## [TEXT PASSAGE]
Modelling Primate Intelligence and Social Behaviour

• General and specialised learning of tasks.
• Evolving social behaviour (including emotions).
• Evolving human-like culture.
  

Background & Funding

Learning and intelligence in primates (including humans) is interesting from both a scientific and an engineering perspective, because we primates learn more than other classes of animals.  The understanding of natural intelligence is enhanced when we build models of it, because we can test whether our theories really generate the behaviour we predict, and whether that matches what we see in nature.  Non-human primates are a little easier to model than humans because:

• We have more complete data about how they spend their time.  Non-human primates don't seem to mind being observed every minute of the day (provided the observers are familiar and well-behaved) so we can get the kind of complete, quantitative statistical data on their social interactions that is impossible to get from humans.

## [WORK INSTRUCTIONS]
a) Please rewrite the part of the primate intelligence passage that opens with the words containing "Learning and intelligence" and closes with "get from humans.", putting "researchers" in place of "observers".
b) In the primate intelligence passage, from which two perspectives is learning and intelligence in primates said to be interesting?
The rows that come next are separate material.

## [MATERIAL SHOWN]
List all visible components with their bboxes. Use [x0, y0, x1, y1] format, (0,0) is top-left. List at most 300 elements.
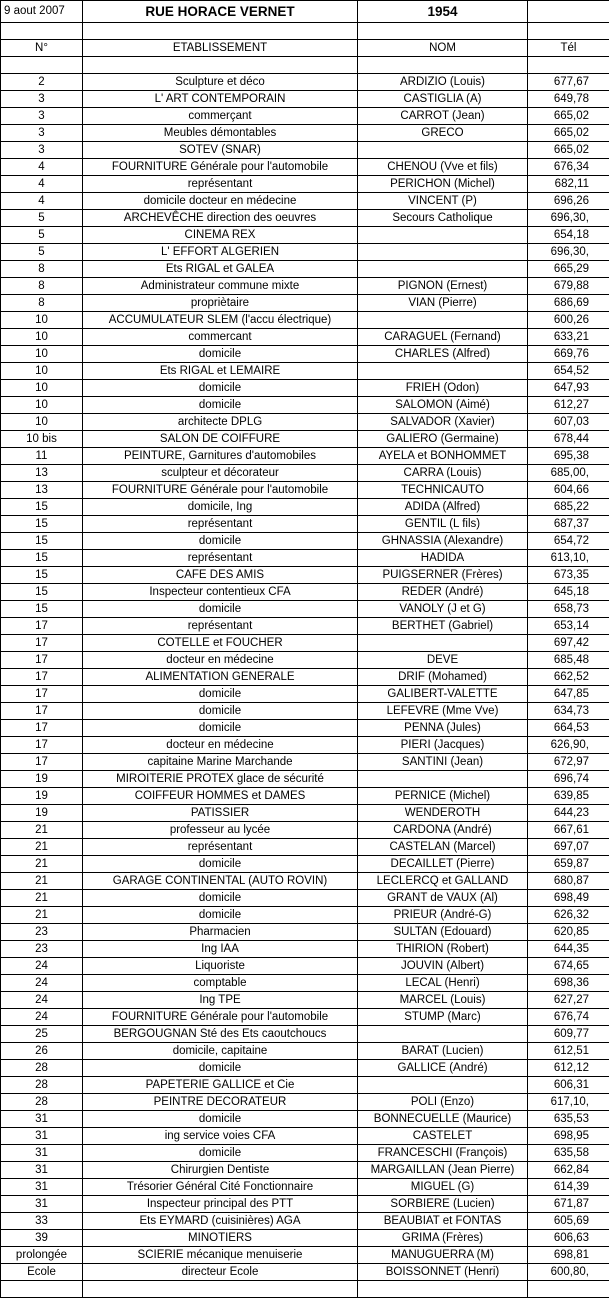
- phone-cell: 612,51: [528, 1043, 609, 1060]
- establishment-cell: Liquoriste: [83, 958, 358, 975]
- establishment-cell: domicile: [83, 703, 358, 720]
- establishment-cell: Ets RIGAL et LEMAIRE: [83, 363, 358, 380]
- establishment-cell: Meubles démontables: [83, 125, 358, 142]
- phone-cell: 626,32: [528, 907, 609, 924]
- table-row: [1, 448, 609, 465]
- table-row: [1, 992, 609, 1009]
- phone-cell: 696,30,: [528, 210, 609, 227]
- name-cell: AYELA et BONHOMMET: [358, 448, 528, 465]
- name-cell: SALOMON (Aimé): [358, 397, 528, 414]
- name-cell: WENDEROTH: [358, 805, 528, 822]
- phone-cell: 633,21: [528, 329, 609, 346]
- table-row: [1, 1043, 609, 1060]
- street-number-cell: 28: [1, 1094, 83, 1111]
- name-cell: PENNA (Jules): [358, 720, 528, 737]
- table-row: [1, 516, 609, 533]
- name-cell: MARGAILLAN (Jean Pierre): [358, 1162, 528, 1179]
- name-cell: [358, 771, 528, 788]
- document-date: 9 aout 2007: [1, 1, 83, 23]
- establishment-cell: architecte DPLG: [83, 414, 358, 431]
- establishment-cell: sculpteur et décorateur: [83, 465, 358, 482]
- establishment-cell: PEINTURE, Garnitures d'automobiles: [83, 448, 358, 465]
- establishment-cell: ACCUMULATEUR SLEM (l'accu électrique): [83, 312, 358, 329]
- street-number-cell: 26: [1, 1043, 83, 1060]
- establishment-cell: Pharmacien: [83, 924, 358, 941]
- name-cell: MANUGUERRA (M): [358, 1247, 528, 1264]
- street-number-cell: 21: [1, 873, 83, 890]
- street-number-cell: 17: [1, 754, 83, 771]
- establishment-cell: Ets RIGAL et GALEA: [83, 261, 358, 278]
- street-number-cell: 15: [1, 567, 83, 584]
- establishment-cell: représentant: [83, 839, 358, 856]
- table-row: [1, 856, 609, 873]
- phone-cell: 635,53: [528, 1111, 609, 1128]
- street-number-cell: 31: [1, 1179, 83, 1196]
- phone-cell: 677,67: [528, 74, 609, 91]
- establishment-cell: PEINTRE DECORATEUR: [83, 1094, 358, 1111]
- street-number-cell: 10: [1, 363, 83, 380]
- establishment-cell: capitaine Marine Marchande: [83, 754, 358, 771]
- name-cell: BOISSONNET (Henri): [358, 1264, 528, 1281]
- phone-cell: 679,88: [528, 278, 609, 295]
- table-row: [1, 159, 609, 176]
- street-number-cell: 17: [1, 652, 83, 669]
- street-number-cell: 39: [1, 1230, 83, 1247]
- street-number-cell: 15: [1, 516, 83, 533]
- establishment-cell: propriètaire: [83, 295, 358, 312]
- street-number-cell: 19: [1, 788, 83, 805]
- street-number-cell: 31: [1, 1128, 83, 1145]
- establishment-cell: commercant: [83, 329, 358, 346]
- spacer-row: [1, 23, 609, 40]
- table-row: [1, 635, 609, 652]
- name-cell: VIAN (Pierre): [358, 295, 528, 312]
- table-row: [1, 346, 609, 363]
- name-cell: PRIEUR (André-G): [358, 907, 528, 924]
- street-number-cell: 15: [1, 601, 83, 618]
- establishment-cell: SALON DE COIFFURE: [83, 431, 358, 448]
- name-cell: ADIDA (Alfred): [358, 499, 528, 516]
- table-row: [1, 618, 609, 635]
- table-row: [1, 1128, 609, 1145]
- table-row: [1, 1111, 609, 1128]
- table-row: [1, 1077, 609, 1094]
- table-row: [1, 499, 609, 516]
- table-row: [1, 312, 609, 329]
- table-row: [1, 261, 609, 278]
- table-row: [1, 890, 609, 907]
- phone-cell: 665,02: [528, 125, 609, 142]
- table-row: [1, 652, 609, 669]
- name-cell: BARAT (Lucien): [358, 1043, 528, 1060]
- phone-cell: 676,74: [528, 1009, 609, 1026]
- establishment-cell: FOURNITURE Générale pour l'automobile: [83, 1009, 358, 1026]
- table-row: [1, 873, 609, 890]
- phone-cell: 698,36: [528, 975, 609, 992]
- table-row: [1, 584, 609, 601]
- table-row: [1, 193, 609, 210]
- table-row: [1, 244, 609, 261]
- name-cell: CASTELAN (Marcel): [358, 839, 528, 856]
- street-number-cell: 17: [1, 669, 83, 686]
- table-row: [1, 482, 609, 499]
- name-cell: DRIF (Mohamed): [358, 669, 528, 686]
- establishment-cell: domicile: [83, 1060, 358, 1077]
- street-number-cell: 28: [1, 1077, 83, 1094]
- phone-cell: 644,23: [528, 805, 609, 822]
- establishment-cell: domicile, Ing: [83, 499, 358, 516]
- table-row: [1, 805, 609, 822]
- establishment-cell: COIFFEUR HOMMES et DAMES: [83, 788, 358, 805]
- name-cell: LEFEVRE (Mme Vve): [358, 703, 528, 720]
- street-number-cell: prolongée: [1, 1247, 83, 1264]
- street-number-cell: 31: [1, 1145, 83, 1162]
- year-title: 1954: [358, 1, 528, 23]
- street-number-cell: 17: [1, 635, 83, 652]
- table-row: [1, 227, 609, 244]
- street-number-cell: 4: [1, 159, 83, 176]
- name-cell: HADIDA: [358, 550, 528, 567]
- name-cell: CARRA (Louis): [358, 465, 528, 482]
- table-row: [1, 601, 609, 618]
- table-row: [1, 397, 609, 414]
- phone-cell: 696,30,: [528, 244, 609, 261]
- name-cell: LECAL (Henri): [358, 975, 528, 992]
- table-row: [1, 720, 609, 737]
- street-number-cell: 21: [1, 839, 83, 856]
- name-cell: ARDIZIO (Louis): [358, 74, 528, 91]
- establishment-cell: Sculpture et déco: [83, 74, 358, 91]
- phone-cell: 687,37: [528, 516, 609, 533]
- establishment-cell: directeur Ecole: [83, 1264, 358, 1281]
- table-row: [1, 176, 609, 193]
- table-row: [1, 1213, 609, 1230]
- establishment-cell: représentant: [83, 550, 358, 567]
- street-number-cell: 10: [1, 346, 83, 363]
- name-cell: TECHNICAUTO: [358, 482, 528, 499]
- street-number-cell: Ecole: [1, 1264, 83, 1281]
- name-cell: GRECO: [358, 125, 528, 142]
- street-number-cell: 5: [1, 244, 83, 261]
- street-number-cell: 4: [1, 176, 83, 193]
- phone-cell: 665,02: [528, 142, 609, 159]
- street-number-cell: 23: [1, 924, 83, 941]
- street-number-cell: 15: [1, 533, 83, 550]
- street-number-cell: 25: [1, 1026, 83, 1043]
- street-number-cell: 21: [1, 907, 83, 924]
- name-cell: MARCEL (Louis): [358, 992, 528, 1009]
- table-row: [1, 1196, 609, 1213]
- establishment-cell: CAFE DES AMIS: [83, 567, 358, 584]
- street-number-cell: 23: [1, 941, 83, 958]
- street-number-cell: 17: [1, 737, 83, 754]
- establishment-cell: FOURNITURE Générale pour l'automobile: [83, 159, 358, 176]
- name-cell: GHNASSIA (Alexandre): [358, 533, 528, 550]
- table-row: [1, 686, 609, 703]
- name-cell: SORBIERE (Lucien): [358, 1196, 528, 1213]
- table-row: [1, 703, 609, 720]
- table-row: [1, 822, 609, 839]
- establishment-cell: L' ART CONTEMPORAIN: [83, 91, 358, 108]
- table-row: [1, 737, 609, 754]
- phone-cell: 698,49: [528, 890, 609, 907]
- street-number-cell: 24: [1, 1009, 83, 1026]
- establishment-cell: docteur en médecine: [83, 737, 358, 754]
- establishment-cell: commerçant: [83, 108, 358, 125]
- establishment-cell: domicile: [83, 720, 358, 737]
- street-number-cell: 10: [1, 397, 83, 414]
- phone-cell: 600,80,: [528, 1264, 609, 1281]
- street-number-cell: 31: [1, 1111, 83, 1128]
- table-row: [1, 1145, 609, 1162]
- street-number-cell: 19: [1, 771, 83, 788]
- establishment-cell: domicile: [83, 346, 358, 363]
- phone-cell: 659,87: [528, 856, 609, 873]
- name-cell: [358, 312, 528, 329]
- street-number-cell: 15: [1, 550, 83, 567]
- street-number-cell: 3: [1, 142, 83, 159]
- establishment-cell: Chirurgien Dentiste: [83, 1162, 358, 1179]
- table-row: [1, 533, 609, 550]
- phone-cell: 669,76: [528, 346, 609, 363]
- establishment-cell: MIROITERIE PROTEX glace de sécurité: [83, 771, 358, 788]
- establishment-cell: Administrateur commune mixte: [83, 278, 358, 295]
- establishment-cell: comptable: [83, 975, 358, 992]
- table-row: [1, 1247, 609, 1264]
- establishment-cell: Inspecteur principal des PTT: [83, 1196, 358, 1213]
- establishment-cell: domicile: [83, 686, 358, 703]
- table-row: [1, 91, 609, 108]
- establishment-cell: BERGOUGNAN Sté des Ets caoutchoucs: [83, 1026, 358, 1043]
- street-number-cell: 10: [1, 329, 83, 346]
- phone-cell: 653,14: [528, 618, 609, 635]
- name-cell: STUMP (Marc): [358, 1009, 528, 1026]
- establishment-cell: domicile, capitaine: [83, 1043, 358, 1060]
- establishment-cell: Ing TPE: [83, 992, 358, 1009]
- establishment-cell: MINOTIERS: [83, 1230, 358, 1247]
- table-row: [1, 1264, 609, 1281]
- street-number-cell: 15: [1, 584, 83, 601]
- street-number-cell: 8: [1, 295, 83, 312]
- name-cell: CARDONA (André): [358, 822, 528, 839]
- table-row: [1, 1026, 609, 1043]
- name-cell: CHARLES (Alfred): [358, 346, 528, 363]
- name-cell: CARROT (Jean): [358, 108, 528, 125]
- street-number-cell: 17: [1, 703, 83, 720]
- phone-cell: 665,02: [528, 108, 609, 125]
- phone-cell: 685,22: [528, 499, 609, 516]
- table-row: [1, 1094, 609, 1111]
- column-header-establishment: ETABLISSEMENT: [83, 40, 358, 57]
- phone-cell: 639,85: [528, 788, 609, 805]
- street-number-cell: 17: [1, 618, 83, 635]
- street-number-cell: 31: [1, 1196, 83, 1213]
- name-cell: [358, 1026, 528, 1043]
- phone-cell: 662,84: [528, 1162, 609, 1179]
- table-row: [1, 924, 609, 941]
- street-number-cell: 24: [1, 975, 83, 992]
- table-row: [1, 1060, 609, 1077]
- name-cell: CARAGUEL (Fernand): [358, 329, 528, 346]
- name-cell: GRIMA (Frères): [358, 1230, 528, 1247]
- table-row: [1, 669, 609, 686]
- name-cell: PIERI (Jacques): [358, 737, 528, 754]
- phone-cell: 685,00,: [528, 465, 609, 482]
- establishment-cell: ing service voies CFA: [83, 1128, 358, 1145]
- table-row: [1, 1162, 609, 1179]
- table-row: [1, 278, 609, 295]
- street-number-cell: 21: [1, 890, 83, 907]
- street-number-cell: 17: [1, 720, 83, 737]
- establishment-cell: docteur en médecine: [83, 652, 358, 669]
- table-row: [1, 142, 609, 159]
- phone-cell: 658,73: [528, 601, 609, 618]
- name-cell: SULTAN (Edouard): [358, 924, 528, 941]
- phone-cell: 606,31: [528, 1077, 609, 1094]
- establishment-cell: domicile: [83, 1145, 358, 1162]
- phone-cell: 680,87: [528, 873, 609, 890]
- street-number-cell: 10 bis: [1, 431, 83, 448]
- name-cell: [358, 244, 528, 261]
- name-cell: PERICHON (Michel): [358, 176, 528, 193]
- name-cell: PERNICE (Michel): [358, 788, 528, 805]
- street-number-cell: 17: [1, 686, 83, 703]
- name-cell: BERTHET (Gabriel): [358, 618, 528, 635]
- phone-cell: 698,95: [528, 1128, 609, 1145]
- street-number-cell: 31: [1, 1162, 83, 1179]
- establishment-cell: domicile: [83, 397, 358, 414]
- establishment-cell: ARCHEVÊCHE direction des oeuvres: [83, 210, 358, 227]
- phone-cell: 604,66: [528, 482, 609, 499]
- name-cell: DEVE: [358, 652, 528, 669]
- establishment-cell: domicile docteur en médecine: [83, 193, 358, 210]
- title-row: [1, 1, 609, 23]
- establishment-cell: Ets EYMARD (cuisinières) AGA: [83, 1213, 358, 1230]
- establishment-cell: COTELLE et FOUCHER: [83, 635, 358, 652]
- phone-cell: 647,85: [528, 686, 609, 703]
- establishment-cell: représentant: [83, 176, 358, 193]
- street-number-cell: 11: [1, 448, 83, 465]
- phone-cell: 612,27: [528, 397, 609, 414]
- column-header-phone: Tél: [528, 40, 609, 57]
- phone-cell: 600,26: [528, 312, 609, 329]
- street-title: RUE HORACE VERNET: [83, 1, 358, 23]
- establishment-cell: SOTEV (SNAR): [83, 142, 358, 159]
- phone-cell: 654,52: [528, 363, 609, 380]
- name-cell: [358, 635, 528, 652]
- street-number-cell: 10: [1, 414, 83, 431]
- street-number-cell: 8: [1, 278, 83, 295]
- phone-cell: 635,58: [528, 1145, 609, 1162]
- name-cell: [358, 1077, 528, 1094]
- establishment-cell: GARAGE CONTINENTAL (AUTO ROVIN): [83, 873, 358, 890]
- table-row: [1, 363, 609, 380]
- phone-cell: 613,10,: [528, 550, 609, 567]
- establishment-cell: Ing IAA: [83, 941, 358, 958]
- phone-cell: 627,27: [528, 992, 609, 1009]
- table-row: [1, 380, 609, 397]
- column-header-number: N°: [1, 40, 83, 57]
- table-row: [1, 839, 609, 856]
- establishment-cell: domicile: [83, 380, 358, 397]
- table-row: [1, 754, 609, 771]
- phone-cell: 647,93: [528, 380, 609, 397]
- establishment-cell: professeur au lycée: [83, 822, 358, 839]
- street-number-cell: 5: [1, 210, 83, 227]
- phone-cell: 612,12: [528, 1060, 609, 1077]
- name-cell: [358, 261, 528, 278]
- establishment-cell: SCIERIE mécanique menuiserie: [83, 1247, 358, 1264]
- phone-cell: 667,61: [528, 822, 609, 839]
- table-row: [1, 465, 609, 482]
- establishment-cell: FOURNITURE Générale pour l'automobile: [83, 482, 358, 499]
- name-cell: [358, 227, 528, 244]
- name-cell: GALIERO (Germaine): [358, 431, 528, 448]
- phone-cell: 605,69: [528, 1213, 609, 1230]
- phone-cell: 614,39: [528, 1179, 609, 1196]
- street-number-cell: 4: [1, 193, 83, 210]
- name-cell: DECAILLET (Pierre): [358, 856, 528, 873]
- column-header-name: NOM: [358, 40, 528, 57]
- phone-cell: 654,18: [528, 227, 609, 244]
- name-cell: CASTIGLIA (A): [358, 91, 528, 108]
- phone-cell: 697,42: [528, 635, 609, 652]
- name-cell: FRANCESCHI (François): [358, 1145, 528, 1162]
- table-row: [1, 431, 609, 448]
- street-number-cell: 33: [1, 1213, 83, 1230]
- name-cell: GENTIL (L fils): [358, 516, 528, 533]
- name-cell: CHENOU (Vve et fils): [358, 159, 528, 176]
- name-cell: MIGUEL (G): [358, 1179, 528, 1196]
- establishment-cell: PAPETERIE GALLICE et Cie: [83, 1077, 358, 1094]
- phone-cell: 672,97: [528, 754, 609, 771]
- establishment-cell: représentant: [83, 618, 358, 635]
- street-number-cell: 15: [1, 499, 83, 516]
- table-row: [1, 958, 609, 975]
- establishment-cell: Inspecteur contentieux CFA: [83, 584, 358, 601]
- spacer-row: [1, 1281, 609, 1298]
- phone-cell: 664,53: [528, 720, 609, 737]
- phone-cell: 644,35: [528, 941, 609, 958]
- phone-cell: 609,77: [528, 1026, 609, 1043]
- phone-cell: 673,35: [528, 567, 609, 584]
- name-cell: JOUVIN (Albert): [358, 958, 528, 975]
- street-number-cell: 13: [1, 482, 83, 499]
- establishment-cell: domicile: [83, 1111, 358, 1128]
- name-cell: VANOLY (J et G): [358, 601, 528, 618]
- street-number-cell: 28: [1, 1060, 83, 1077]
- table-row: [1, 125, 609, 142]
- phone-cell: 626,90,: [528, 737, 609, 754]
- phone-cell: 676,34: [528, 159, 609, 176]
- table-row: [1, 907, 609, 924]
- street-number-cell: 19: [1, 805, 83, 822]
- establishment-cell: domicile: [83, 533, 358, 550]
- phone-cell: 685,48: [528, 652, 609, 669]
- establishment-cell: L' EFFORT ALGERIEN: [83, 244, 358, 261]
- name-cell: GALIBERT-VALETTE: [358, 686, 528, 703]
- name-cell: VINCENT (P): [358, 193, 528, 210]
- phone-cell: 695,38: [528, 448, 609, 465]
- street-number-cell: 21: [1, 856, 83, 873]
- street-number-cell: 10: [1, 312, 83, 329]
- street-number-cell: 3: [1, 125, 83, 142]
- name-cell: POLI (Enzo): [358, 1094, 528, 1111]
- phone-cell: 665,29: [528, 261, 609, 278]
- name-cell: GALLICE (André): [358, 1060, 528, 1077]
- phone-cell: 607,03: [528, 414, 609, 431]
- phone-cell: 686,69: [528, 295, 609, 312]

## [SOLUTIONS FOR EACH TASK]
a)
Learning and intelligence in primates (including humans) is interesting from both a scientific and an engineering perspective, because we primates learn more than other classes of animals.  The understanding of natural intelligence is enhanced when we build models of it, because we can test whether our theories really generate the behaviour we predict, and whether that matches what we see in nature.  Non-human primates are a little easier to model than humans because:

• We have more complete data about how they spend their time.  Non-human primates don't seem to mind being observed every minute of the day (provided the researchers are familiar and well-behaved) so we can get the kind of complete, quantitative statistical data on their social interactions that is impossible to get from humans.

b) From both a scientific and an engineering perspective.